Objective:
Make an exact copy of the data below, leaving out every picture.
# # #
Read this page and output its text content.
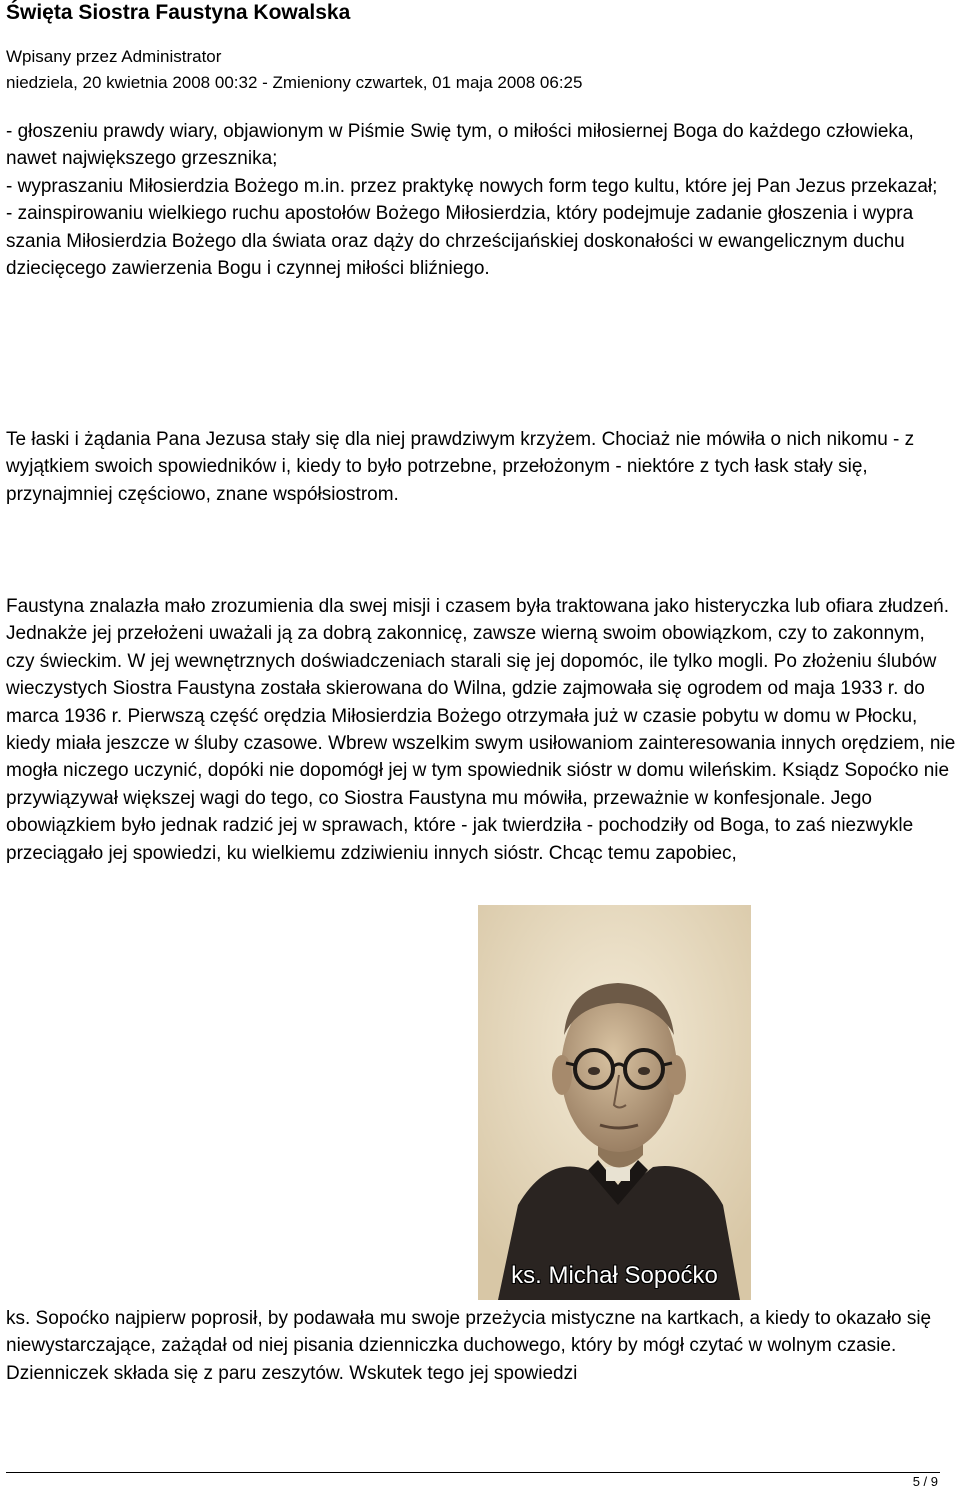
Święta Siostra Faustyna Kowalska
Wpisany przez Administrator
niedziela, 20 kwietnia 2008 00:32 - Zmieniony czwartek, 01 maja 2008 06:25

- głoszeniu prawdy wiary, objawionym w Piśmie Swię tym, o miłości miłosiernej Boga do każdego człowieka, nawet największego grzesznika;
- wypraszaniu Miłosierdzia Bożego m.in. przez praktykę nowych form tego kultu, które jej Pan Jezus przekazał;
- zainspirowaniu wielkiego ruchu apostołów Bożego Miłosierdzia, który podejmuje zadanie głoszenia i wypra szania Miłosierdzia Bożego dla świata oraz dąży do chrześcijańskiej doskonałości w ewangelicznym duchu dziecięcego zawierzenia Bogu i czynnej miłości bliźniego.

Te łaski i żądania Pana Jezusa stały się dla niej prawdziwym krzyżem. Chociaż nie mówiła o nich nikomu - z wyjątkiem swoich spowiedników i, kiedy to było potrzebne, przełożonym - niektóre z tych łask stały się, przynajmniej częściowo, znane współsiostrom.

Faustyna znalazła mało zrozumienia dla swej misji i czasem była traktowana jako histeryczka lub ofiara złudzeń. Jednakże jej przełożeni uważali ją za dobrą zakonnicę, zawsze wierną swoim obowiązkom, czy to zakonnym, czy świeckim. W jej wewnętrznych doświadczeniach starali się jej dopomóc, ile tylko mogli. Po złożeniu ślubów wieczystych Siostra Faustyna została skierowana do Wilna, gdzie zajmowała się ogrodem od maja 1933 r. do marca 1936 r. Pierwszą część orędzia Miłosierdzia Bożego otrzymała już w czasie pobytu w domu w Płocku, kiedy miała jeszcze w śluby czasowe. Wbrew wszelkim swym usiłowaniom zainteresowania innych orędziem, nie mogła niczego uczynić, dopóki nie dopomógł jej w tym spowiednik sióstr w domu wileńskim. Ksiądz Sopoćko nie przywiązywał większej wagi do tego, co Siostra Faustyna mu mówiła, przeważnie w konfesjonale. Jego obowiązkiem było jednak radzić jej w sprawach, które - jak twierdziła - pochodziły od Boga, to zaś niezwykle przeciągało jej spowiedzi, ku wielkiemu zdziwieniu innych sióstr. Chcąc temu zapobiec,

ks. Michał Sopoćko

ks. Sopoćko najpierw poprosił, by podawała mu swoje przeżycia mistyczne na kartkach, a kiedy to okazało się niewystarczające, zażądał od niej pisania dzienniczka duchowego, który by mógł czytać w wolnym czasie. Dzienniczek składa się z paru zeszytów. Wskutek tego jej spowiedzi

5 / 9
# # #
Worked answer:
Read this page and output its text content.
Święta Siostra Faustyna Kowalska
Wpisany przez Administrator
niedziela, 20 kwietnia 2008 00:32 - Zmieniony czwartek, 01 maja 2008 06:25

- głoszeniu prawdy wiary, objawionym w Piśmie Swię tym, o miłości miłosiernej Boga do każdego człowieka, nawet największego grzesznika;
- wypraszaniu Miłosierdzia Bożego m.in. przez praktykę nowych form tego kultu, które jej Pan Jezus przekazał;
- zainspirowaniu wielkiego ruchu apostołów Bożego Miłosierdzia, który podejmuje zadanie głoszenia i wypra szania Miłosierdzia Bożego dla świata oraz dąży do chrześcijańskiej doskonałości w ewangelicznym duchu dziecięcego zawierzenia Bogu i czynnej miłości bliźniego.

Te łaski i żądania Pana Jezusa stały się dla niej prawdziwym krzyżem. Chociaż nie mówiła o nich nikomu - z wyjątkiem swoich spowiedników i, kiedy to było potrzebne, przełożonym - niektóre z tych łask stały się, przynajmniej częściowo, znane współsiostrom.

Faustyna znalazła mało zrozumienia dla swej misji i czasem była traktowana jako histeryczka lub ofiara złudzeń. Jednakże jej przełożeni uważali ją za dobrą zakonnicę, zawsze wierną swoim obowiązkom, czy to zakonnym, czy świeckim. W jej wewnętrznych doświadczeniach starali się jej dopomóc, ile tylko mogli. Po złożeniu ślubów wieczystych Siostra Faustyna została skierowana do Wilna, gdzie zajmowała się ogrodem od maja 1933 r. do marca 1936 r. Pierwszą część orędzia Miłosierdzia Bożego otrzymała już w czasie pobytu w domu w Płocku, kiedy miała jeszcze w śluby czasowe. Wbrew wszelkim swym usiłowaniom zainteresowania innych orędziem, nie mogła niczego uczynić, dopóki nie dopomógł jej w tym spowiednik sióstr w domu wileńskim. Ksiądz Sopoćko nie przywiązywał większej wagi do tego, co Siostra Faustyna mu mówiła, przeważnie w konfesjonale. Jego obowiązkiem było jednak radzić jej w sprawach, które - jak twierdziła - pochodziły od Boga, to zaś niezwykle przeciągało jej spowiedzi, ku wielkiemu zdziwieniu innych sióstr. Chcąc temu zapobiec,

ks. Michał Sopoćko

ks. Sopoćko najpierw poprosił, by podawała mu swoje przeżycia mistyczne na kartkach, a kiedy to okazało się niewystarczające, zażądał od niej pisania dzienniczka duchowego, który by mógł czytać w wolnym czasie. Dzienniczek składa się z paru zeszytów. Wskutek tego jej spowiedzi

5 / 9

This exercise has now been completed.